**Stated goal:** State how many lines of the data contain the word "Question", and write nothing besides the number.

────────────────────

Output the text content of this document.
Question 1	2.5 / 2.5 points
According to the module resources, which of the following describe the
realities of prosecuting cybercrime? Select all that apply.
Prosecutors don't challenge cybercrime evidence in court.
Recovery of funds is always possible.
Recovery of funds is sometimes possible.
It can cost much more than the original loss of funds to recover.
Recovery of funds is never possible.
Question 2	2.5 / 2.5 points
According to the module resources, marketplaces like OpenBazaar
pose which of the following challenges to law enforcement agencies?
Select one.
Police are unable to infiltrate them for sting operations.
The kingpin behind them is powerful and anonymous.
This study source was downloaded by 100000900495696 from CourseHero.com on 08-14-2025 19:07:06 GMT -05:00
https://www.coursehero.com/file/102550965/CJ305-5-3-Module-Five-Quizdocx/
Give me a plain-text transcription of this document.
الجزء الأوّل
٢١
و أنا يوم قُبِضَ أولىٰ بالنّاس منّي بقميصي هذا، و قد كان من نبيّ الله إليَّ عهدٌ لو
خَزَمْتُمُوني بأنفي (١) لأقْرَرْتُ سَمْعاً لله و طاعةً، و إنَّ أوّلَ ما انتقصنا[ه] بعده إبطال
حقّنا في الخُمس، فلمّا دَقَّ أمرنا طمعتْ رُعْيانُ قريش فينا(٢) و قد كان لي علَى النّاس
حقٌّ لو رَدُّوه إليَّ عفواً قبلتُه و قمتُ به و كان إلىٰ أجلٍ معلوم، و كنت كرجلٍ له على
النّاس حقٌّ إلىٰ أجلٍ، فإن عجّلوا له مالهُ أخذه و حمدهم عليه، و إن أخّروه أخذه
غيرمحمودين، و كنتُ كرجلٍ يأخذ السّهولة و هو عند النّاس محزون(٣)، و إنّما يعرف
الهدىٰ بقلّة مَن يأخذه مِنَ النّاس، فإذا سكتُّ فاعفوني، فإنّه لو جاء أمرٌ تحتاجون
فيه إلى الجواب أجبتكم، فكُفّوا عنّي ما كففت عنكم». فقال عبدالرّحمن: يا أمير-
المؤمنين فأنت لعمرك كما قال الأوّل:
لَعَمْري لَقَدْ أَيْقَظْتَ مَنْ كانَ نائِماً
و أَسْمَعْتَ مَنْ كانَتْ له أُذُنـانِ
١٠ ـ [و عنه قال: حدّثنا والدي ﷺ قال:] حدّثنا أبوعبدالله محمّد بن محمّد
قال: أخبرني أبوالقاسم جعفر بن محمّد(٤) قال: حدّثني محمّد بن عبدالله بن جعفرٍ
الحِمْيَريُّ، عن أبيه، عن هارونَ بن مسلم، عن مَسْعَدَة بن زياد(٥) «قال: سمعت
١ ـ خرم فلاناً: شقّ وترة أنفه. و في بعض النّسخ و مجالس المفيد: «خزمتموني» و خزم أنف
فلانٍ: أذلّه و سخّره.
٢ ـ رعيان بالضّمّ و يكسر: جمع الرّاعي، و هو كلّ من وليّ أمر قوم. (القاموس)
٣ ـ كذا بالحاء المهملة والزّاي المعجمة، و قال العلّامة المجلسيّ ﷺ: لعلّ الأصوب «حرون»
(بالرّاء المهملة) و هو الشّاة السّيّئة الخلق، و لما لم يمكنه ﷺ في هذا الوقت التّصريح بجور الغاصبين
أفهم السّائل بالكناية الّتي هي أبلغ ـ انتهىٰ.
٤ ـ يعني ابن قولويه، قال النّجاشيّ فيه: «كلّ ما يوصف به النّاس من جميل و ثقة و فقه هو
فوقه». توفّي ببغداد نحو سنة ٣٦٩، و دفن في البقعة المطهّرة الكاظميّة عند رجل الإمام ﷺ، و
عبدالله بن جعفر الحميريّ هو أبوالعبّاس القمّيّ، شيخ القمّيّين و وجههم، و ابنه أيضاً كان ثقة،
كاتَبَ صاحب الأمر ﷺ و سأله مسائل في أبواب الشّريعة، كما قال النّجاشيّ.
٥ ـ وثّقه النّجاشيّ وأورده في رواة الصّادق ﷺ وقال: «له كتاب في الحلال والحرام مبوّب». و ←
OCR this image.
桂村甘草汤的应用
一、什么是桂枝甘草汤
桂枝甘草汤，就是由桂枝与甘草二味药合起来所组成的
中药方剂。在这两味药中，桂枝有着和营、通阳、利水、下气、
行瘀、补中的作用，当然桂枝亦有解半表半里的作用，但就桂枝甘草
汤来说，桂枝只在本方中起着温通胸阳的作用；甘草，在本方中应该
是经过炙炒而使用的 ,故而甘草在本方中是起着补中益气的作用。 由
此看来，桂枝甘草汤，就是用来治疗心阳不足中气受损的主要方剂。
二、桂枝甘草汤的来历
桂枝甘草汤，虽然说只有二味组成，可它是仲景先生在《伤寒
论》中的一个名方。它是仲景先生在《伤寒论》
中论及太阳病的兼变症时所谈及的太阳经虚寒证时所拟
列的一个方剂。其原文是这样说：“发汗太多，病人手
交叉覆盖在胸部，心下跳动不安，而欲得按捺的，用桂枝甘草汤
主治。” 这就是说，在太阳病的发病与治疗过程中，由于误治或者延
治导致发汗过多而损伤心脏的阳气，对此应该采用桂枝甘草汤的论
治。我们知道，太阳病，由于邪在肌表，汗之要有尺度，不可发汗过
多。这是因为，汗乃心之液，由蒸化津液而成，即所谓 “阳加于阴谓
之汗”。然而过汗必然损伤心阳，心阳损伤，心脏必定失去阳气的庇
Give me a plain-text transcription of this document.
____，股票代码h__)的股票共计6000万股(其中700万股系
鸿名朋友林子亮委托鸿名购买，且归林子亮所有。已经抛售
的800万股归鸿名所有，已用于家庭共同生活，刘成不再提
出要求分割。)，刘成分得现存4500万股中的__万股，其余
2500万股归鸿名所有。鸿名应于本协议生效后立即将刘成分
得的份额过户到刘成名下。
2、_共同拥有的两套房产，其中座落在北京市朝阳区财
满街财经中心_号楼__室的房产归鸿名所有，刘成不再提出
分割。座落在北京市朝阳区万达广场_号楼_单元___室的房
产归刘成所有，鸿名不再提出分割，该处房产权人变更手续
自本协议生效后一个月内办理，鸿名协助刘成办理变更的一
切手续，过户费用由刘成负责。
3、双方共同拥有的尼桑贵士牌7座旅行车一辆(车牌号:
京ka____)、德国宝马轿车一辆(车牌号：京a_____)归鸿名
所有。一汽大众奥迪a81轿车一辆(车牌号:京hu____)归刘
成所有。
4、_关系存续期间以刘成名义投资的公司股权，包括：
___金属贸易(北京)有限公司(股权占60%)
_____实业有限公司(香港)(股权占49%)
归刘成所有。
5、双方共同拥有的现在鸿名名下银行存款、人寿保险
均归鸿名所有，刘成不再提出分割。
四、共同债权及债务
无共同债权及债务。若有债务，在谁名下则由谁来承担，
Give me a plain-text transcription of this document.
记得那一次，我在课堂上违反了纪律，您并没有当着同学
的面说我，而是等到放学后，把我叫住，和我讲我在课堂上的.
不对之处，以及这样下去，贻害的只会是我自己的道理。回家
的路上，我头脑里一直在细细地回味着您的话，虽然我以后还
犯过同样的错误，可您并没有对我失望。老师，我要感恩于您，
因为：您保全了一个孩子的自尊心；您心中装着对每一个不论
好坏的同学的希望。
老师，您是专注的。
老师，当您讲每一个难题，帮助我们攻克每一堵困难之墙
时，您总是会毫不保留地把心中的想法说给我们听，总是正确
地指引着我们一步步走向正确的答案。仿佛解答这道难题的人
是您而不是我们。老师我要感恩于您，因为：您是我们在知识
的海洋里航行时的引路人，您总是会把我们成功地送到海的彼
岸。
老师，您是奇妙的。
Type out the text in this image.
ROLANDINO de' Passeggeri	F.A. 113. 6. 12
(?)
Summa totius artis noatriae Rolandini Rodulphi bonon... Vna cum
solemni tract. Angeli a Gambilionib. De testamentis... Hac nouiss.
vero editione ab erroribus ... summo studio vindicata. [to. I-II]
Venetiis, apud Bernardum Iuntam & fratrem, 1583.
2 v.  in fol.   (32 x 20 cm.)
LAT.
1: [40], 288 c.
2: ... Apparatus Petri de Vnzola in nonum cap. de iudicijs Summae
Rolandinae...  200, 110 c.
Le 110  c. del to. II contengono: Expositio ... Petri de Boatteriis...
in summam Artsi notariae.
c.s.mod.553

────────────────────

**Output:** 2